▶ Problem description
Set the data down again, exactly as it reads, but without the pictures.
:::
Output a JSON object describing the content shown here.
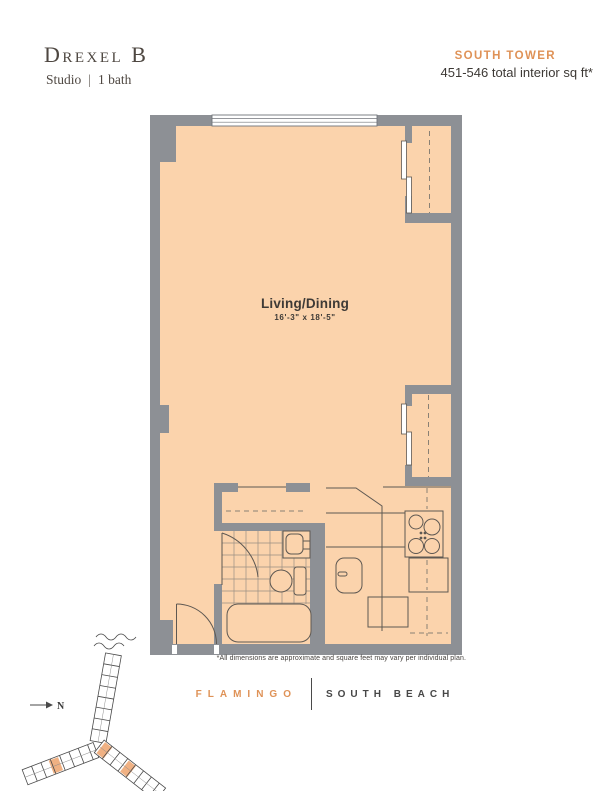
{
  "header": {
    "title": "Drexel B",
    "subtitle_type": "Studio",
    "subtitle_divider": "|",
    "subtitle_bath": "1 bath",
    "tower": "SOUTH TOWER",
    "sqft": "451-546 total interior sq ft*"
  },
  "plan": {
    "room_label": "Living/Dining",
    "room_dims": "16'-3\" x 18'-5\"",
    "footnote": "*All dimensions are approximate and square feet may vary per individual plan."
  },
  "site_map": {
    "north_label": "N"
  },
  "logo": {
    "left": "FLAMINGO",
    "right": "SOUTH BEACH"
  },
  "colors": {
    "floor": "#FBD3AC",
    "wall": "#8D9095",
    "accent": "#DF9257",
    "site_highlight": "#F0B183",
    "text_dark": "#3D3935"
  }
}
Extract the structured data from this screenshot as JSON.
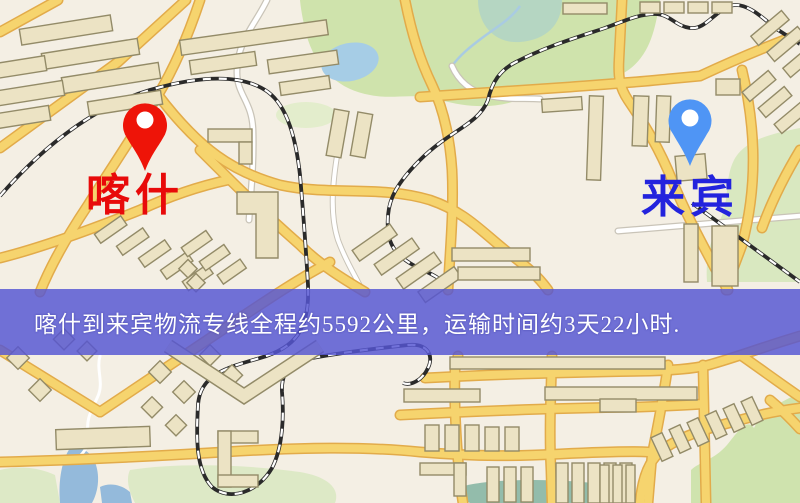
{
  "map": {
    "origin": {
      "name": "喀什",
      "pin_color": "#ee1408",
      "label_color": "#e80a0a"
    },
    "destination": {
      "name": "来宾",
      "pin_color": "#4f95f5",
      "label_color": "#2323dd"
    },
    "info_banner": {
      "text": "喀什到来宾物流专线全程约5592公里，运输时间约3天22小时.",
      "distance_km": "5592",
      "duration": "3天22小时",
      "background_color": "#5656d2",
      "text_color": "#ffffff"
    },
    "map_colors": {
      "background": "#f4efe4",
      "road": "#f6d46e",
      "road_casing": "#e2ab4a",
      "building": "#ece3c4",
      "building_outline": "#938b68",
      "park": "#cfe3ac",
      "water": "#a6cde6",
      "railway": "#2a2a2a"
    }
  }
}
:::
▶ Final answer
Output a JSON object describing the content shown here.
{
  "header": {
    "title": "Drexel B",
    "subtitle_type": "Studio",
    "subtitle_divider": "|",
    "subtitle_bath": "1 bath",
    "tower": "SOUTH TOWER",
    "sqft": "451-546 total interior sq ft*"
  },
  "plan": {
    "room_label": "Living/Dining",
    "room_dims": "16'-3\" x 18'-5\"",
    "footnote": "*All dimensions are approximate and square feet may vary per individual plan."
  },
  "site_map": {
    "north_label": "N"
  },
  "logo": {
    "left": "FLAMINGO",
    "right": "SOUTH BEACH"
  },
  "colors": {
    "floor": "#FBD3AC",
    "wall": "#8D9095",
    "accent": "#DF9257",
    "site_highlight": "#F0B183",
    "text_dark": "#3D3935"
  }
}
Extract the structured data from this screenshot as JSON.
{
  "map": {
    "origin": {
      "name": "喀什",
      "pin_color": "#ee1408",
      "label_color": "#e80a0a"
    },
    "destination": {
      "name": "来宾",
      "pin_color": "#4f95f5",
      "label_color": "#2323dd"
    },
    "info_banner": {
      "text": "喀什到来宾物流专线全程约5592公里，运输时间约3天22小时.",
      "distance_km": "5592",
      "duration": "3天22小时",
      "background_color": "#5656d2",
      "text_color": "#ffffff"
    },
    "map_colors": {
      "background": "#f4efe4",
      "road": "#f6d46e",
      "road_casing": "#e2ab4a",
      "building": "#ece3c4",
      "building_outline": "#938b68",
      "park": "#cfe3ac",
      "water": "#a6cde6",
      "railway": "#2a2a2a"
    }
  }
}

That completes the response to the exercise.